To do:
(1) In the sermon, what does the Republican platform call the foremost of all the institutions?
(2) Extend the sermon past its last sentence.
[Start of Passage]
New Hope Notes

A Family Affair

Pastor Wayne Cordeiro
February 3, 2013 - W1305

Today we are going to talk about building our futures. Do you know that every single one of us in this church has a future ahead of us? It could be counted in days, months, or years. Regardless of how long it’s going to be, every single one of us has a future. That’s why we are calling it blueprint or future. It is a gift from God. Think of the futures that we have in this room. Think of the potentialities, the possibilities, the dreams and all the imaginings of our futures combined and accumulated together. There’s enough future in this place to do everything that God wants us to do as a church.

Your future is a gift from God. But what you make of your future is going to be your gift to God. And one of the most important building blocks of your future is not how you relate to your finances, or job, (it’s going to be found as one of the most important places) it is how you relate to your family. You miss that, you miss the future. Now if you really want to know who I am, don’t ask me or my boss or my friends, ask my wife. Interview my family; because that is that complex integrated unit, that grouping of people that live so closely committed to another.

So today we are going to be talking about God’s blueprint for our family and it is titled, “A Family Affair”. Each of us needs to understand this because we are all going to become part of a family. I recalled Barbara Bush saying, “The future of America is not going to be determined by what is happening at the White House; it will be determined by what is happening at your house.” Moreover the Republican platform says: Foremost of all the institutions is the American family. It is the foundation of our society and the first level of self-government.
[End of Passage]
[Start of Entries supplied]
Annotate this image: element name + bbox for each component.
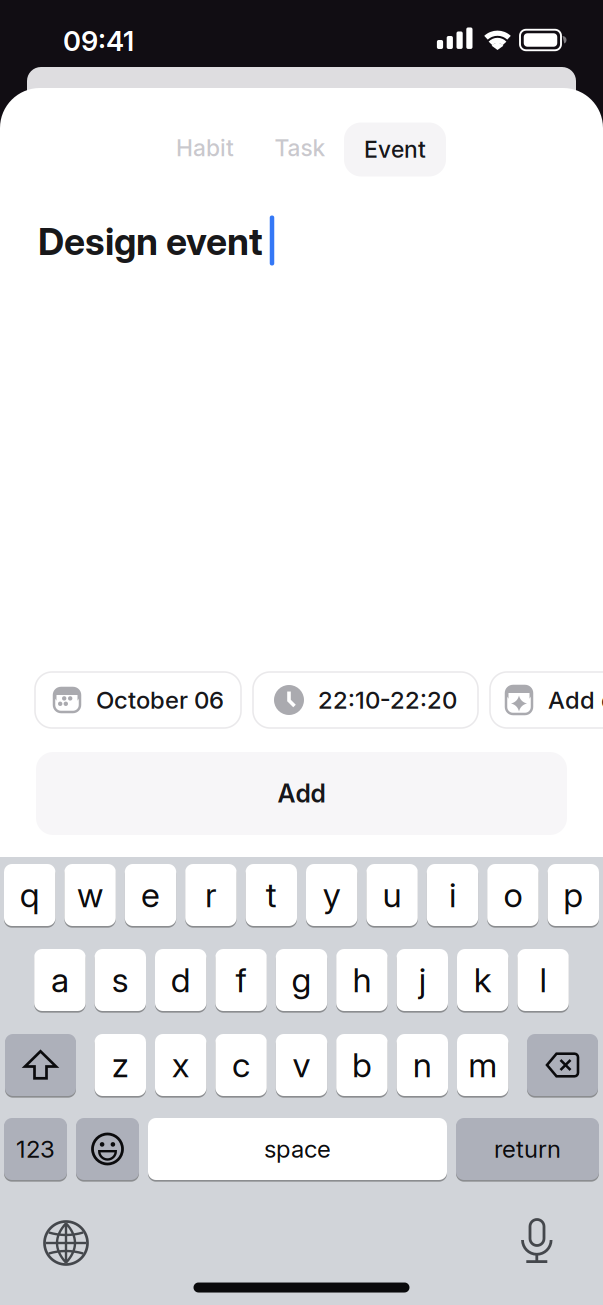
staticText: f <box>236 959 247 1000</box>
staticText: x <box>172 1044 190 1086</box>
staticText: n <box>413 1044 432 1086</box>
button[interactable]: o <box>487 864 539 926</box>
staticText: p <box>563 874 583 916</box>
button[interactable]: t <box>246 864 297 926</box>
button[interactable]: z <box>95 1034 146 1096</box>
button[interactable]: r <box>185 864 237 926</box>
staticText: r <box>205 874 217 916</box>
staticText: l <box>540 959 547 1000</box>
button[interactable]: v <box>276 1034 327 1096</box>
button[interactable]: Numbers <box>4 1118 67 1180</box>
button[interactable]: w <box>64 864 116 926</box>
staticText: q <box>20 874 40 916</box>
button[interactable]: October 06 <box>35 672 241 728</box>
staticText: c <box>232 1044 250 1086</box>
button[interactable]: Next keyboard <box>44 1222 88 1264</box>
staticText: t <box>266 874 277 916</box>
button[interactable]: b <box>336 1034 388 1096</box>
staticText: October 06 <box>96 686 224 714</box>
staticText: i <box>449 874 456 916</box>
staticText: a <box>51 959 69 1000</box>
button[interactable]: l <box>517 949 569 1011</box>
button[interactable]: e <box>125 864 176 926</box>
button[interactable]: i <box>427 864 478 926</box>
button[interactable]: Shift <box>5 1034 76 1096</box>
staticText: Task <box>274 134 326 162</box>
button[interactable]: p <box>548 864 599 926</box>
button[interactable]: y <box>306 864 357 926</box>
staticText: h <box>352 959 371 1000</box>
button[interactable]: return <box>456 1118 599 1180</box>
staticText: e <box>141 874 160 916</box>
button[interactable]: j <box>397 949 448 1011</box>
button[interactable]: h <box>336 949 388 1011</box>
staticText: z <box>112 1044 129 1086</box>
staticText: space <box>264 1134 331 1164</box>
staticText: m <box>468 1044 497 1086</box>
button[interactable]: u <box>366 864 418 926</box>
button[interactable]: f <box>215 949 267 1011</box>
staticText: u <box>383 874 402 916</box>
staticText: v <box>292 1044 310 1086</box>
staticText: Design event <box>38 219 263 264</box>
button[interactable]: d <box>155 949 206 1011</box>
button[interactable]: x <box>155 1034 206 1096</box>
button[interactable]: space <box>148 1118 447 1180</box>
button[interactable]: c <box>215 1034 267 1096</box>
staticText: o <box>503 874 522 916</box>
staticText: j <box>419 959 426 1000</box>
button[interactable]: Habit <box>176 134 234 162</box>
button[interactable]: k <box>457 949 508 1011</box>
button[interactable]: Delete <box>527 1034 598 1096</box>
staticText: k <box>474 959 492 1000</box>
staticText: 123 <box>16 1134 55 1164</box>
staticText: Add <box>278 778 326 809</box>
staticText: b <box>352 1044 372 1086</box>
staticText: s <box>112 959 129 1000</box>
button[interactable]: a <box>34 949 86 1011</box>
button[interactable]: s <box>95 949 146 1011</box>
staticText: return <box>494 1134 561 1164</box>
staticText: Add category <box>548 686 603 714</box>
button[interactable]: Event <box>344 122 446 176</box>
button[interactable]: Add <box>36 752 567 835</box>
button[interactable]: n <box>397 1034 448 1096</box>
button[interactable]: m <box>457 1034 508 1096</box>
button[interactable]: Add category <box>490 672 603 728</box>
staticText: g <box>292 959 312 1000</box>
button[interactable]: Task <box>274 134 326 162</box>
staticText: 09:41 <box>63 24 134 58</box>
staticText: 22:10-22:20 <box>318 686 457 714</box>
button[interactable]: Emoji <box>76 1118 139 1180</box>
staticText: d <box>171 959 191 1000</box>
staticText: y <box>323 874 341 916</box>
staticText: Habit <box>176 134 234 162</box>
button[interactable]: q <box>4 864 55 926</box>
button[interactable]: 22:10-22:20 <box>253 672 478 728</box>
button[interactable]: g <box>276 949 327 1011</box>
staticText: w <box>77 874 103 916</box>
staticText: Event <box>364 136 426 163</box>
button[interactable]: Dictate <box>522 1219 552 1263</box>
[End of Entries supplied]
Task responses:
(1) The American family.

(2)
However in the last 20 years we’ve been in a family values vacuum. We are in a permissive society, where anything goes. And now, look around. We are reaping the consequences of that. Did you know that every 30 seconds there is a divorce in America? There is an attack on the family. Every fourth child is born to a single mother. US News reports that one half of Americans support gay marriages. There have been 50 million abortions since Roe vs. Wade. And we are having our kids grow up in a fatherless nation. So although we espouse family values we don’t see them. 83% of youth suicides come from fatherless homes (5 times the average); and 90% of homeless runaway children come from fatherless homes (32 times the average); 80% of rapists come from fatherless homes (14 times the average); 71% of all high school dropouts come from fatherless homes (9 times the average); And 85% of all youths in prison come from fatherless homes (20 times the average).

Although you always hear people espousing family values, not everyone lives them. So whose family values are you going to follow? Is there really an ideal family? The answer is no; there is no ideal family. Some people will say that they come from a bad family and their kids are prodigal kids. Does this mean that they are disqualified from their future? The answer is God loves prodigals. Indeed the Bible is filled with prodigals. And even the most perfect father has rebellious children. Consequently you need to look at family as long-term investment. It’s like stocks which go up and down. You have to look at it as a long-term investment and not worry about the small dips.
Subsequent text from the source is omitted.